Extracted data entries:
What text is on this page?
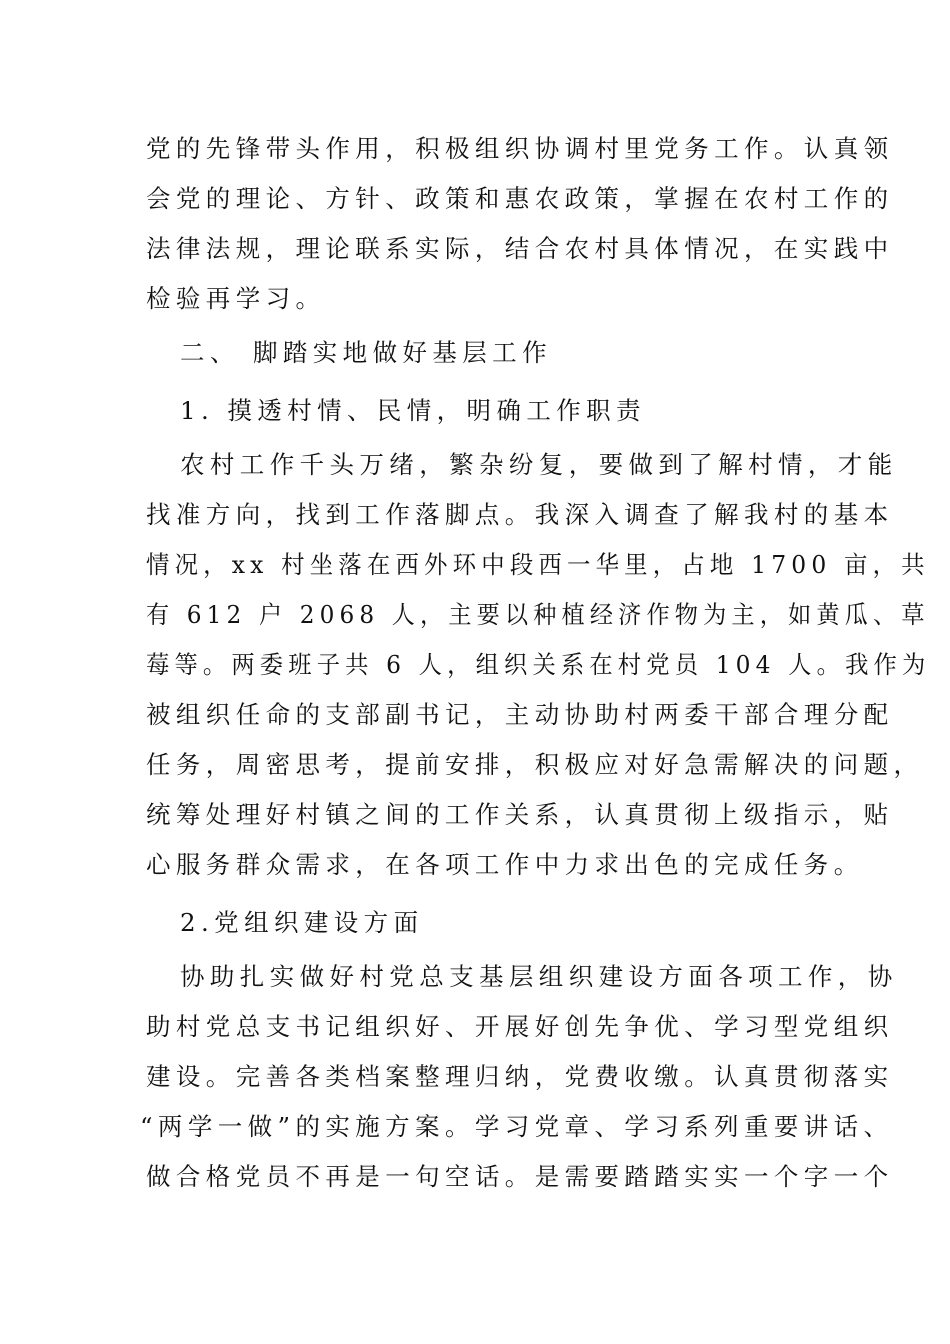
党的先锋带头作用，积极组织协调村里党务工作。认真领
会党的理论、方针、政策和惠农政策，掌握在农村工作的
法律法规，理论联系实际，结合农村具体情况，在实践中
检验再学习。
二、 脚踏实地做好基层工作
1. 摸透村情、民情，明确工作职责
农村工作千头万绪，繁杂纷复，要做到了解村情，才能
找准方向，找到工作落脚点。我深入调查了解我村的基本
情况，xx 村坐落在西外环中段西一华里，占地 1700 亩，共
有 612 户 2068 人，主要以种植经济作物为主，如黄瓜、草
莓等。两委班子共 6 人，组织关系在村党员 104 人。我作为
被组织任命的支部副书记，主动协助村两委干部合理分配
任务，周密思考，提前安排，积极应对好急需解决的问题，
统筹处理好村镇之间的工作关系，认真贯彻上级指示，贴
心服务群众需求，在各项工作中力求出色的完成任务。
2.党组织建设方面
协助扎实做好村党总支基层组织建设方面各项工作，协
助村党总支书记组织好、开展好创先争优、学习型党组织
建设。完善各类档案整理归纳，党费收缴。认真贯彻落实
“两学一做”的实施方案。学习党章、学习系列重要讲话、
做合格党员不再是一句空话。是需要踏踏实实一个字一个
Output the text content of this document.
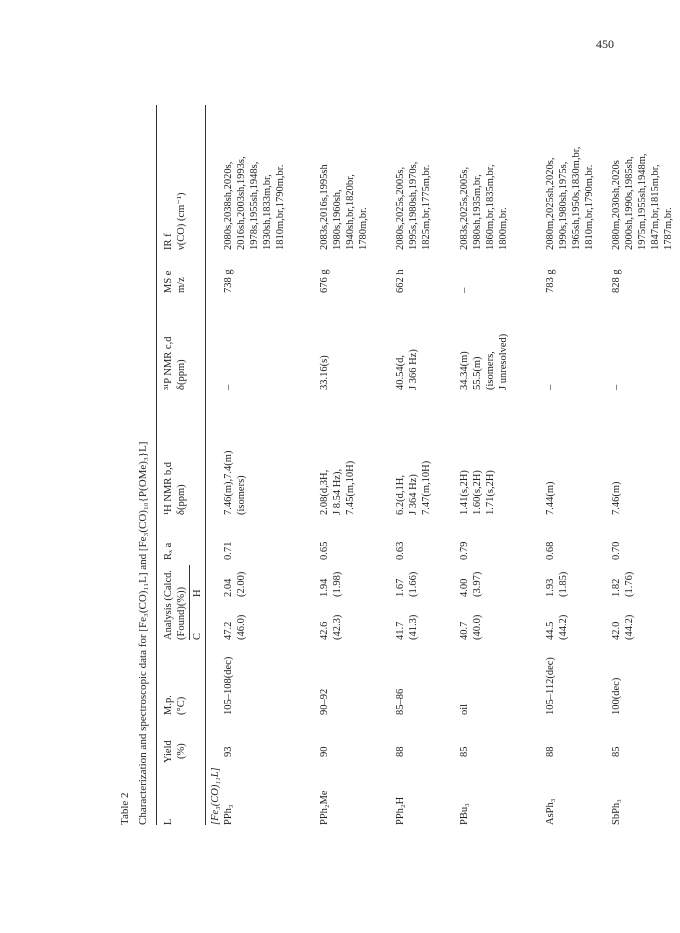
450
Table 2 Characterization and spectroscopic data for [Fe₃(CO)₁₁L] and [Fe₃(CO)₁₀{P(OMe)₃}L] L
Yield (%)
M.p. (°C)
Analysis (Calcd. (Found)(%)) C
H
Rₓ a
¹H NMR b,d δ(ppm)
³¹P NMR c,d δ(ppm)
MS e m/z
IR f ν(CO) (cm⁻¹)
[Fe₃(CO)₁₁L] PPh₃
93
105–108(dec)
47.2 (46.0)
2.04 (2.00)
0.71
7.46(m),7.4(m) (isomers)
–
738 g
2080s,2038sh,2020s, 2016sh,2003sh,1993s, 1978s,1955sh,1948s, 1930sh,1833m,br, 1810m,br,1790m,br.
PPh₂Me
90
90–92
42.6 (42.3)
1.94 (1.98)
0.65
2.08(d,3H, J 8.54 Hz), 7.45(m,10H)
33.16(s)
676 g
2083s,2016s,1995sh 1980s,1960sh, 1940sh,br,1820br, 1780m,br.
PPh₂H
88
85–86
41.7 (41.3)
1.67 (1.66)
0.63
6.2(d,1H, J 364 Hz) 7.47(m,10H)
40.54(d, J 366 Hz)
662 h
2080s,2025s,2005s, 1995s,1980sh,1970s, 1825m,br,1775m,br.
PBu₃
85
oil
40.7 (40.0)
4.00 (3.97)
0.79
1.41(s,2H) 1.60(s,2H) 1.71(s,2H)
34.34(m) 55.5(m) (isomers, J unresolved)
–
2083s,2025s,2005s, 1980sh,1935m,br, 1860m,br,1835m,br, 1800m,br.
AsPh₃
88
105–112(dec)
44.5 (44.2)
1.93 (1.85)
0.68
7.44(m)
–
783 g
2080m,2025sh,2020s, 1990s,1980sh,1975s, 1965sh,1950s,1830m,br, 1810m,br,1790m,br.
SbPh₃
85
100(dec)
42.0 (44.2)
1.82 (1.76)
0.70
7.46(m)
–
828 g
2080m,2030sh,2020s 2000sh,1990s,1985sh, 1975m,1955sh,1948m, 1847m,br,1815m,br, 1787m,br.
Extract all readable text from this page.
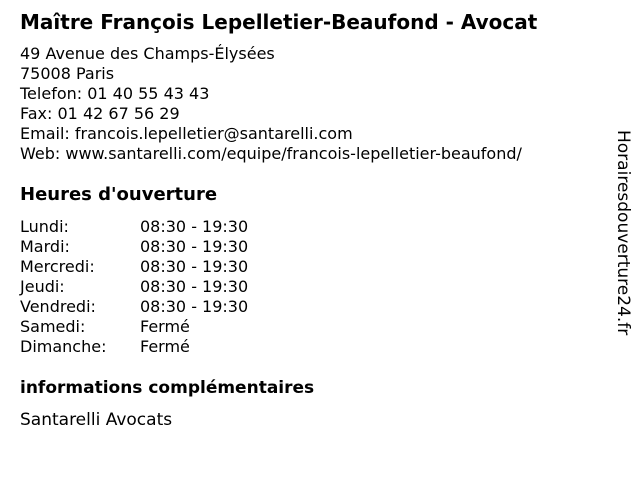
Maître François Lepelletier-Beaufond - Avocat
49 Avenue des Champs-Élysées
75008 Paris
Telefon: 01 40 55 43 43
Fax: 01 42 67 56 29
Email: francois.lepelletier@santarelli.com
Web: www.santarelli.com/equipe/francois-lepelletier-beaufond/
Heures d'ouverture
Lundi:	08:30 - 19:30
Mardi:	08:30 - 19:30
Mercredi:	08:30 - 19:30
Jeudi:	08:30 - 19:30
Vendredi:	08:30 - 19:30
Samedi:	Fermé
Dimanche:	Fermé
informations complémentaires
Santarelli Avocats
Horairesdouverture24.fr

TASK DESCRIPTION | Pictures stay out of the copy; please restate every record above exactly.

OUTPUT FOR THIS TASK |
What text is on this page?
党的先锋带头作用，积极组织协调村里党务工作。认真领
会党的理论、方针、政策和惠农政策，掌握在农村工作的
法律法规，理论联系实际，结合农村具体情况，在实践中
检验再学习。
二、 脚踏实地做好基层工作
1. 摸透村情、民情，明确工作职责
农村工作千头万绪，繁杂纷复，要做到了解村情，才能
找准方向，找到工作落脚点。我深入调查了解我村的基本
情况，xx 村坐落在西外环中段西一华里，占地 1700 亩，共
有 612 户 2068 人，主要以种植经济作物为主，如黄瓜、草
莓等。两委班子共 6 人，组织关系在村党员 104 人。我作为
被组织任命的支部副书记，主动协助村两委干部合理分配
任务，周密思考，提前安排，积极应对好急需解决的问题，
统筹处理好村镇之间的工作关系，认真贯彻上级指示，贴
心服务群众需求，在各项工作中力求出色的完成任务。
2.党组织建设方面
协助扎实做好村党总支基层组织建设方面各项工作，协
助村党总支书记组织好、开展好创先争优、学习型党组织
建设。完善各类档案整理归纳，党费收缴。认真贯彻落实
“两学一做”的实施方案。学习党章、学习系列重要讲话、
做合格党员不再是一句空话。是需要踏踏实实一个字一个
Output the text content of this document.
450
Table 2 Characterization and spectroscopic data for [Fe₃(CO)₁₁L] and [Fe₃(CO)₁₀{P(OMe)₃}L] L
Yield (%)
M.p. (°C)
Analysis (Calcd. (Found)(%)) C
H
Rₓ a
¹H NMR b,d δ(ppm)
³¹P NMR c,d δ(ppm)
MS e m/z
IR f ν(CO) (cm⁻¹)
[Fe₃(CO)₁₁L] PPh₃
93
105–108(dec)
47.2 (46.0)
2.04 (2.00)
0.71
7.46(m),7.4(m) (isomers)
–
738 g
2080s,2038sh,2020s, 2016sh,2003sh,1993s, 1978s,1955sh,1948s, 1930sh,1833m,br, 1810m,br,1790m,br.
PPh₂Me
90
90–92
42.6 (42.3)
1.94 (1.98)
0.65
2.08(d,3H, J 8.54 Hz), 7.45(m,10H)
33.16(s)
676 g
2083s,2016s,1995sh 1980s,1960sh, 1940sh,br,1820br, 1780m,br.
PPh₂H
88
85–86
41.7 (41.3)
1.67 (1.66)
0.63
6.2(d,1H, J 364 Hz) 7.47(m,10H)
40.54(d, J 366 Hz)
662 h
2080s,2025s,2005s, 1995s,1980sh,1970s, 1825m,br,1775m,br.
PBu₃
85
oil
40.7 (40.0)
4.00 (3.97)
0.79
1.41(s,2H) 1.60(s,2H) 1.71(s,2H)
34.34(m) 55.5(m) (isomers, J unresolved)
–
2083s,2025s,2005s, 1980sh,1935m,br, 1860m,br,1835m,br, 1800m,br.
AsPh₃
88
105–112(dec)
44.5 (44.2)
1.93 (1.85)
0.68
7.44(m)
–
783 g
2080m,2025sh,2020s, 1990s,1980sh,1975s, 1965sh,1950s,1830m,br, 1810m,br,1790m,br.
SbPh₃
85
100(dec)
42.0 (44.2)
1.82 (1.76)
0.70
7.46(m)
–
828 g
2080m,2030sh,2020s 2000sh,1990s,1985sh, 1975m,1955sh,1948m, 1847m,br,1815m,br, 1787m,br.
Extract all readable text from this page.
Maître François Lepelletier-Beaufond - Avocat
49 Avenue des Champs-Élysées
75008 Paris
Telefon: 01 40 55 43 43
Fax: 01 42 67 56 29
Email: francois.lepelletier@santarelli.com
Web: www.santarelli.com/equipe/francois-lepelletier-beaufond/
Heures d'ouverture
Lundi:	08:30 - 19:30
Mardi:	08:30 - 19:30
Mercredi:	08:30 - 19:30
Jeudi:	08:30 - 19:30
Vendredi:	08:30 - 19:30
Samedi:	Fermé
Dimanche:	Fermé
informations complémentaires
Santarelli Avocats
Horairesdouverture24.fr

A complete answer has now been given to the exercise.